* START Dataset entries *

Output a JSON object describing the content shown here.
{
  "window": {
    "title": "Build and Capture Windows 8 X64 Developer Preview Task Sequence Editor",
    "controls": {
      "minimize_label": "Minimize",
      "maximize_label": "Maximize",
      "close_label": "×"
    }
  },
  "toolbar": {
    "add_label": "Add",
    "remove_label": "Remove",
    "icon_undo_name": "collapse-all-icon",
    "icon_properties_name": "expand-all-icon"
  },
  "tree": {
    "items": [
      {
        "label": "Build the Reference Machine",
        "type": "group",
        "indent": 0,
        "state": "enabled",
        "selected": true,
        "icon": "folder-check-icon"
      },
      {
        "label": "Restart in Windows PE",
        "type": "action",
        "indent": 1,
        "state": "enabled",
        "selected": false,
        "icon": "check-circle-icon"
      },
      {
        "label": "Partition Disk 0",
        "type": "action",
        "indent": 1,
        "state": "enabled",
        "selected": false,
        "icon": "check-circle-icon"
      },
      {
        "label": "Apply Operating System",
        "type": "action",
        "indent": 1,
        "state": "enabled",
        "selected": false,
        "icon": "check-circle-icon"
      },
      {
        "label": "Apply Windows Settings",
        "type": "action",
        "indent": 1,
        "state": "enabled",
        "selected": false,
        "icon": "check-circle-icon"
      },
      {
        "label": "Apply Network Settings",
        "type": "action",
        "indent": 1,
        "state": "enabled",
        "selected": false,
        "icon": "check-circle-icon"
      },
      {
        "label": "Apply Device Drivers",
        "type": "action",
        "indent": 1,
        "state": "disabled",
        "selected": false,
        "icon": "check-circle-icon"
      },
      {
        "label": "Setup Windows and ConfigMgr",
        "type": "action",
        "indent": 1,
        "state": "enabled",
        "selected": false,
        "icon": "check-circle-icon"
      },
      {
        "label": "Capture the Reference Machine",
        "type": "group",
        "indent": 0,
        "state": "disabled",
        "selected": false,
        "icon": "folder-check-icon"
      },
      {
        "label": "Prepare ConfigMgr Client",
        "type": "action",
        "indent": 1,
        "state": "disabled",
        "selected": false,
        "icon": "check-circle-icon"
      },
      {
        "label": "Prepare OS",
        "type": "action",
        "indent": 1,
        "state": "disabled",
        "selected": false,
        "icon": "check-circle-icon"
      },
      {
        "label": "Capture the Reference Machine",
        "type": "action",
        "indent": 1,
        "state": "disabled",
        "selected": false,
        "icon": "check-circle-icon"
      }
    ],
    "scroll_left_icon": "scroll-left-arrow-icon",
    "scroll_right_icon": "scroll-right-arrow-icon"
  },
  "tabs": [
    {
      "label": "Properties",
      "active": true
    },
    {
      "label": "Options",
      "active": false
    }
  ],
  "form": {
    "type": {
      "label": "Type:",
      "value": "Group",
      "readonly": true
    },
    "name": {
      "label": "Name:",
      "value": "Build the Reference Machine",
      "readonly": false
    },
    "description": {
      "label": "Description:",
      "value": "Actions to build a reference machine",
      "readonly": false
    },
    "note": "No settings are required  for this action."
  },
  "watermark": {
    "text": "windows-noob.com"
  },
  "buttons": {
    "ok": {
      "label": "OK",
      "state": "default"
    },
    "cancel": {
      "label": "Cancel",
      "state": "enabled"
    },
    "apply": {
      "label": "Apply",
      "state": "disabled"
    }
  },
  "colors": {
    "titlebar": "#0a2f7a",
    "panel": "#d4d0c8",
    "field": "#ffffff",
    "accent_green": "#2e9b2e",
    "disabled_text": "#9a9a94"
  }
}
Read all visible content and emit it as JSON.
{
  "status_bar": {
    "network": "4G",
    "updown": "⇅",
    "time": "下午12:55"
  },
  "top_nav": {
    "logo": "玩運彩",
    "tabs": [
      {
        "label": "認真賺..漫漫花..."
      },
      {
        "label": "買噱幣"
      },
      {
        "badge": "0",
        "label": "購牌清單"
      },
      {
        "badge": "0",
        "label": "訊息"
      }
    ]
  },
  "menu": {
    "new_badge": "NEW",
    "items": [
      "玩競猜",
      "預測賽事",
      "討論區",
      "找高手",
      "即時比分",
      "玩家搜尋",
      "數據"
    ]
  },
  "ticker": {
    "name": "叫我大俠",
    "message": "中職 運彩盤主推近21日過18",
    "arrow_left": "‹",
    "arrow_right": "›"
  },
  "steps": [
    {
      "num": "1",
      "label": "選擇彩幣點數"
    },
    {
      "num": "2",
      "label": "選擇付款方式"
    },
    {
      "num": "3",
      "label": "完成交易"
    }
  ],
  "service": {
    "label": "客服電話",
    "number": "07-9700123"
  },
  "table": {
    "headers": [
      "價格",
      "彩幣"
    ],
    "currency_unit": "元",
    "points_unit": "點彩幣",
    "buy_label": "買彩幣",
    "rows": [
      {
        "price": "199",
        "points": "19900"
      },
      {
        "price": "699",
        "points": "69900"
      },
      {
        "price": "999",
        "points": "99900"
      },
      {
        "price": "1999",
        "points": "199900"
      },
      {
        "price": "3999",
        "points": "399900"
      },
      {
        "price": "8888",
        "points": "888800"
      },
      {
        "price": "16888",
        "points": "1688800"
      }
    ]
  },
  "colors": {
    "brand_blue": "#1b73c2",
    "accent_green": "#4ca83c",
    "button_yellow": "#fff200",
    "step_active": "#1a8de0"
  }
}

* END Dataset entries *
* START Dataset entries *

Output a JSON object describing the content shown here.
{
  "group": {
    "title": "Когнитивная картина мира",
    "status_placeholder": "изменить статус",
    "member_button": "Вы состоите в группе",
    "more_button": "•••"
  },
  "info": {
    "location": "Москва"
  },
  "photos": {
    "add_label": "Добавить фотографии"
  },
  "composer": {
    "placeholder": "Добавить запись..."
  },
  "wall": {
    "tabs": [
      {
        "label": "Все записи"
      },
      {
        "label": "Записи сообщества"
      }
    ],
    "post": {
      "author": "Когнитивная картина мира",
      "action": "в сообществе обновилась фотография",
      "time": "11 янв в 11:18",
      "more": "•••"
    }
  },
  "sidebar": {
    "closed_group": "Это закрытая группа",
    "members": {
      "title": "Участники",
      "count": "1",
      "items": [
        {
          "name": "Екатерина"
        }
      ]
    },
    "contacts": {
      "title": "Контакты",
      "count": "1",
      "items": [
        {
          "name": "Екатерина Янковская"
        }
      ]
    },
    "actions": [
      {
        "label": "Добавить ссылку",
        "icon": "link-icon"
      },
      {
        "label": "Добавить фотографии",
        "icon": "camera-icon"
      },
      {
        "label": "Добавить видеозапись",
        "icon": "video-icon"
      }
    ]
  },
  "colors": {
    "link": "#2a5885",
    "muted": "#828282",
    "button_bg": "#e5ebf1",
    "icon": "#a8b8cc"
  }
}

* END Dataset entries *

Requirement → Identify each line containing the string "Екатерина" and copy it out.

Complete response →
          "name": "Екатерина"
          "name": "Екатерина Янковская"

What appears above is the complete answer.